◆ TASK DETAILS ◆
With the pictures omitted, write out the entries that follow exactly as they stand.

◆ DATASET RECORDS ◆
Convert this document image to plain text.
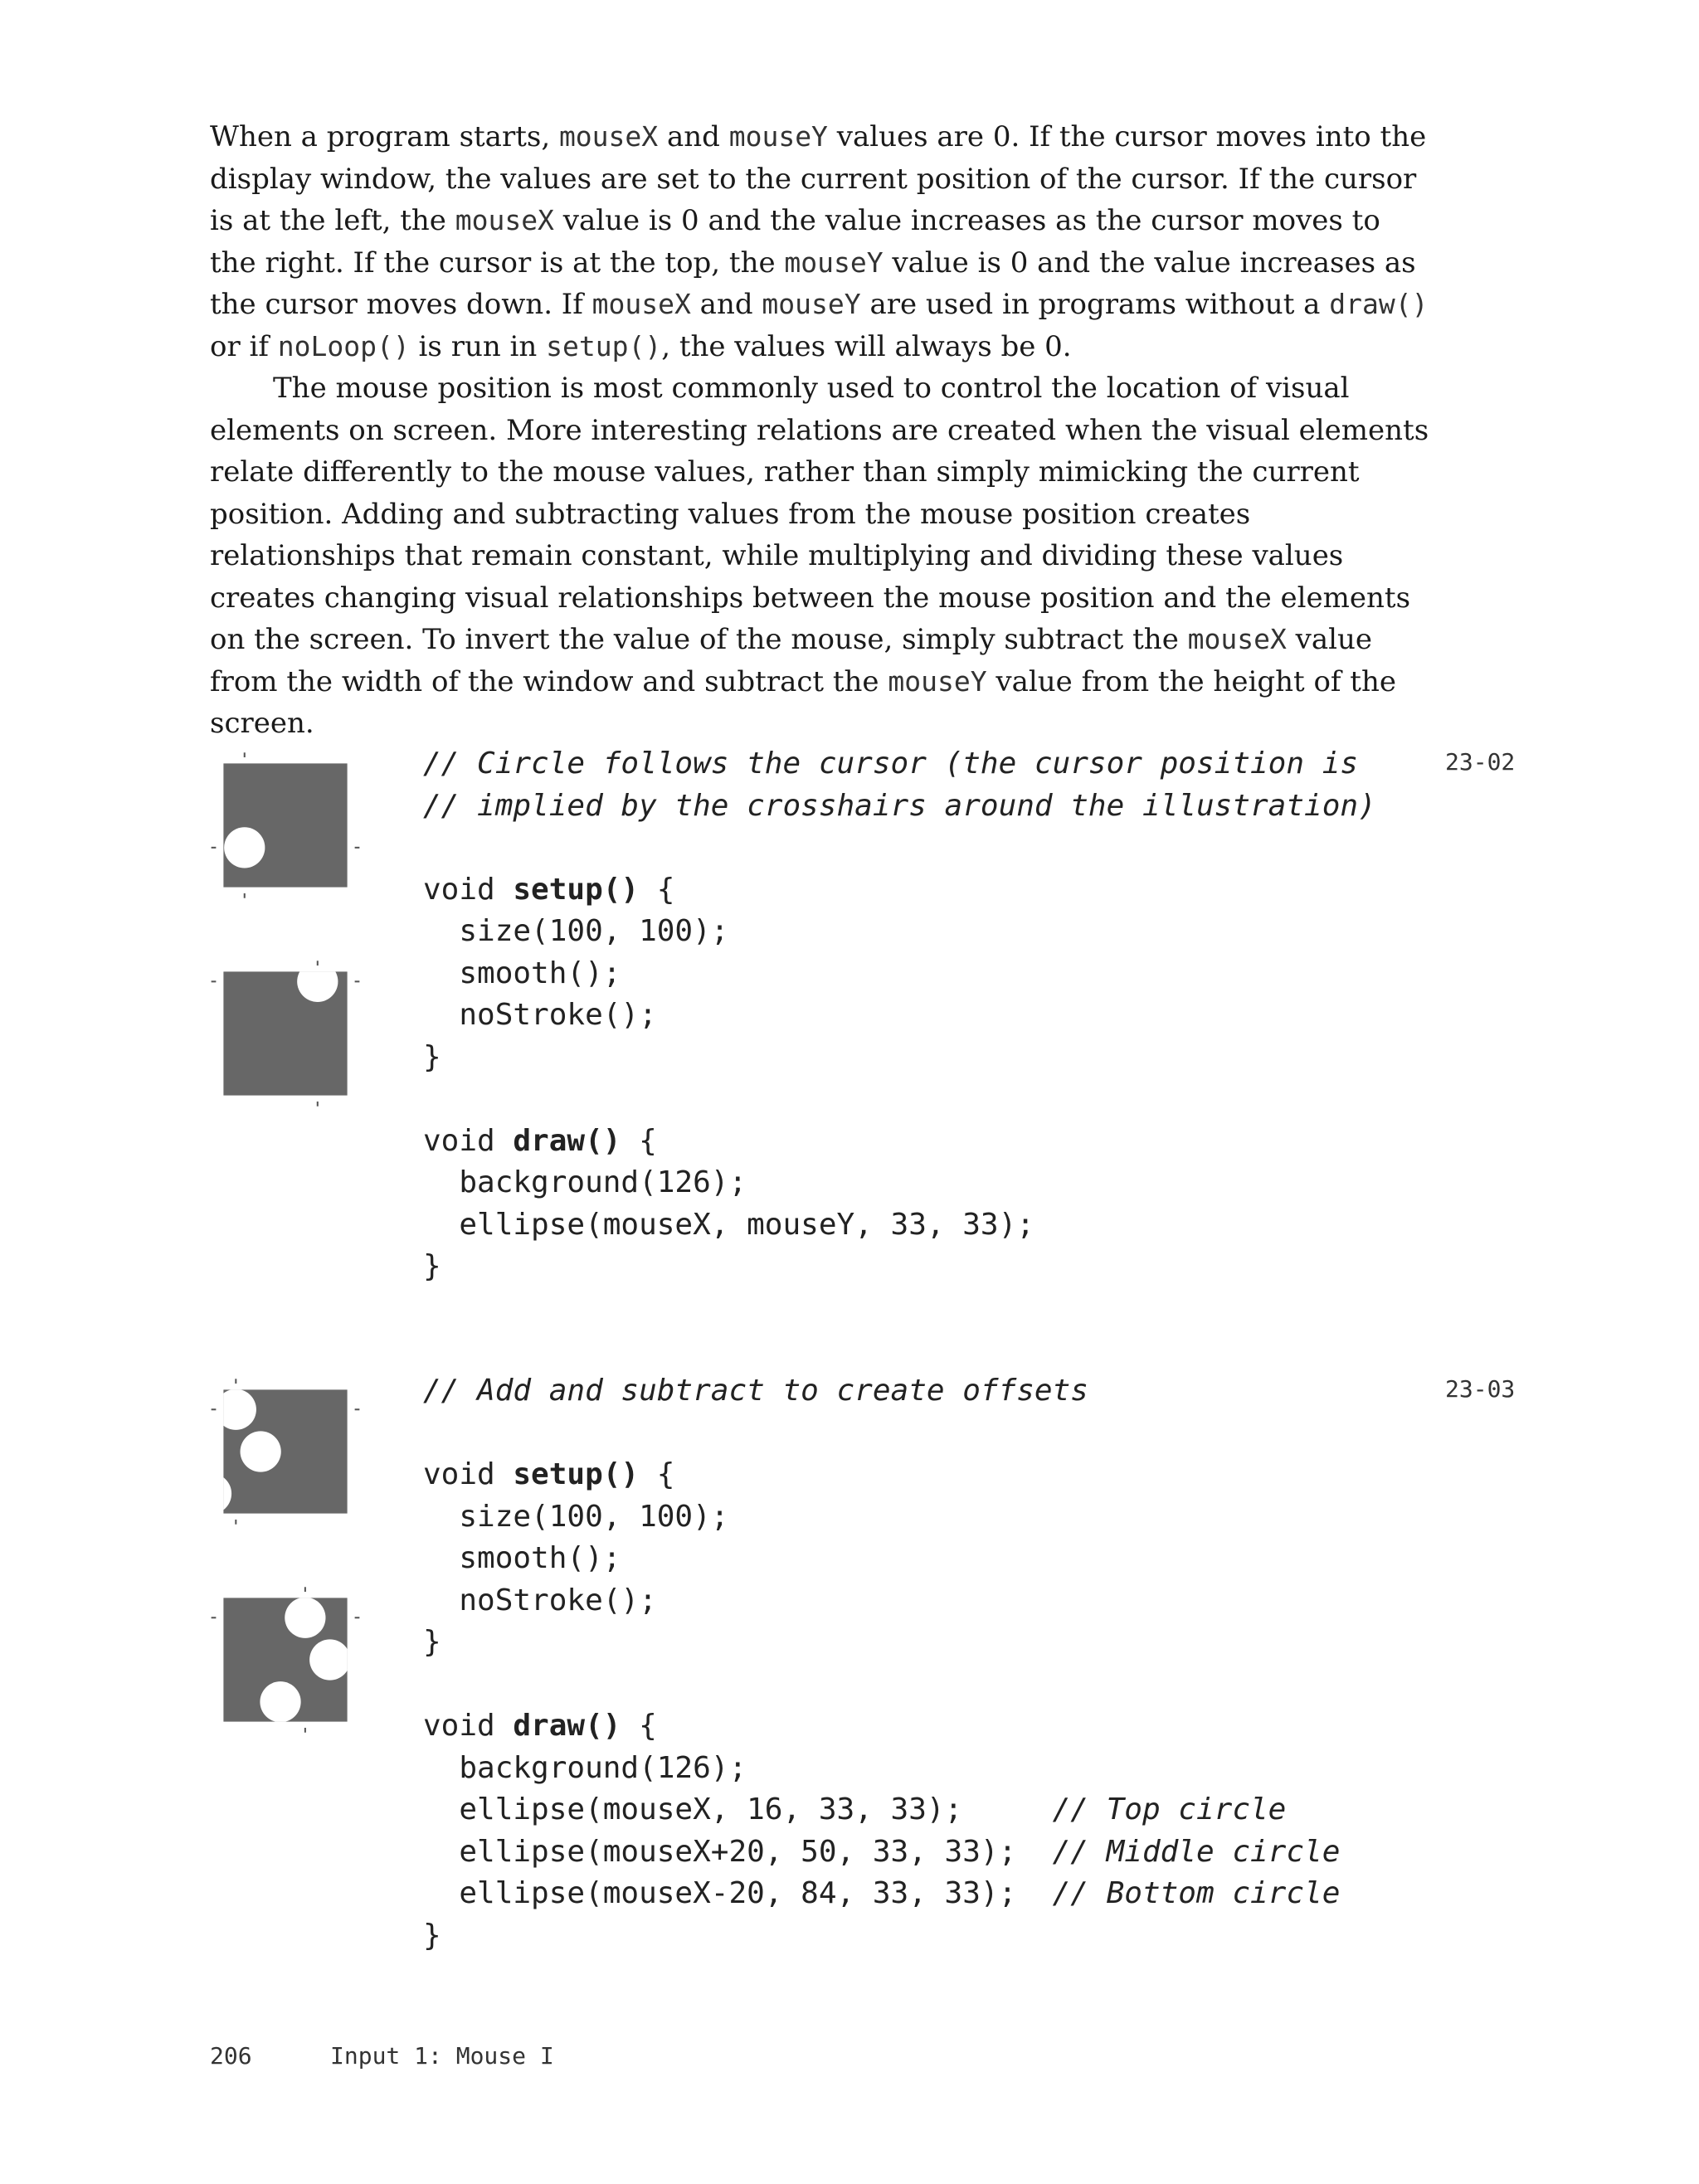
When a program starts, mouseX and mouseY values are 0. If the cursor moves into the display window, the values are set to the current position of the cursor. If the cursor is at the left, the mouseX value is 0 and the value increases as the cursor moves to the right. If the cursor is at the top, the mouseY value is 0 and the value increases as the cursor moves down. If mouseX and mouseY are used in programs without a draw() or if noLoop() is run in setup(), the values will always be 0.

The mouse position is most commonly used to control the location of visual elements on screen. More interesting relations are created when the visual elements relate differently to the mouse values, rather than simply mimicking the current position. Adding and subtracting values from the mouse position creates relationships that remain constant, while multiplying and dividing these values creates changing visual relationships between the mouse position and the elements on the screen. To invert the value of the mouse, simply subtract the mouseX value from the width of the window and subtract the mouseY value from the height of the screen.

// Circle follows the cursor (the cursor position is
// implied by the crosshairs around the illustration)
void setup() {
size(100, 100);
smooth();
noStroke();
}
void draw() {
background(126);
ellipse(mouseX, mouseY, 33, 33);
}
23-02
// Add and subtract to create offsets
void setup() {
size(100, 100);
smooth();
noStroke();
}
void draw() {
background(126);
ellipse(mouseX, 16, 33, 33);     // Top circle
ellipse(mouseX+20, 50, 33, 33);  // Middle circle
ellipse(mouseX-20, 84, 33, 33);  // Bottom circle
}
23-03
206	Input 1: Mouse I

◆ ANSWER IN FULL ◆
Convert this document image to plain text.
When a program starts, mouseX and mouseY values are 0. If the cursor moves into the display window, the values are set to the current position of the cursor. If the cursor is at the left, the mouseX value is 0 and the value increases as the cursor moves to the right. If the cursor is at the top, the mouseY value is 0 and the value increases as the cursor moves down. If mouseX and mouseY are used in programs without a draw() or if noLoop() is run in setup(), the values will always be 0.

The mouse position is most commonly used to control the location of visual elements on screen. More interesting relations are created when the visual elements relate differently to the mouse values, rather than simply mimicking the current position. Adding and subtracting values from the mouse position creates relationships that remain constant, while multiplying and dividing these values creates changing visual relationships between the mouse position and the elements on the screen. To invert the value of the mouse, simply subtract the mouseX value from the width of the window and subtract the mouseY value from the height of the screen.

// Circle follows the cursor (the cursor position is
// implied by the crosshairs around the illustration)
void setup() {
size(100, 100);
smooth();
noStroke();
}
void draw() {
background(126);
ellipse(mouseX, mouseY, 33, 33);
}
23-02
// Add and subtract to create offsets
void setup() {
size(100, 100);
smooth();
noStroke();
}
void draw() {
background(126);
ellipse(mouseX, 16, 33, 33);     // Top circle
ellipse(mouseX+20, 50, 33, 33);  // Middle circle
ellipse(mouseX-20, 84, 33, 33);  // Bottom circle
}
23-03
206	Input 1: Mouse I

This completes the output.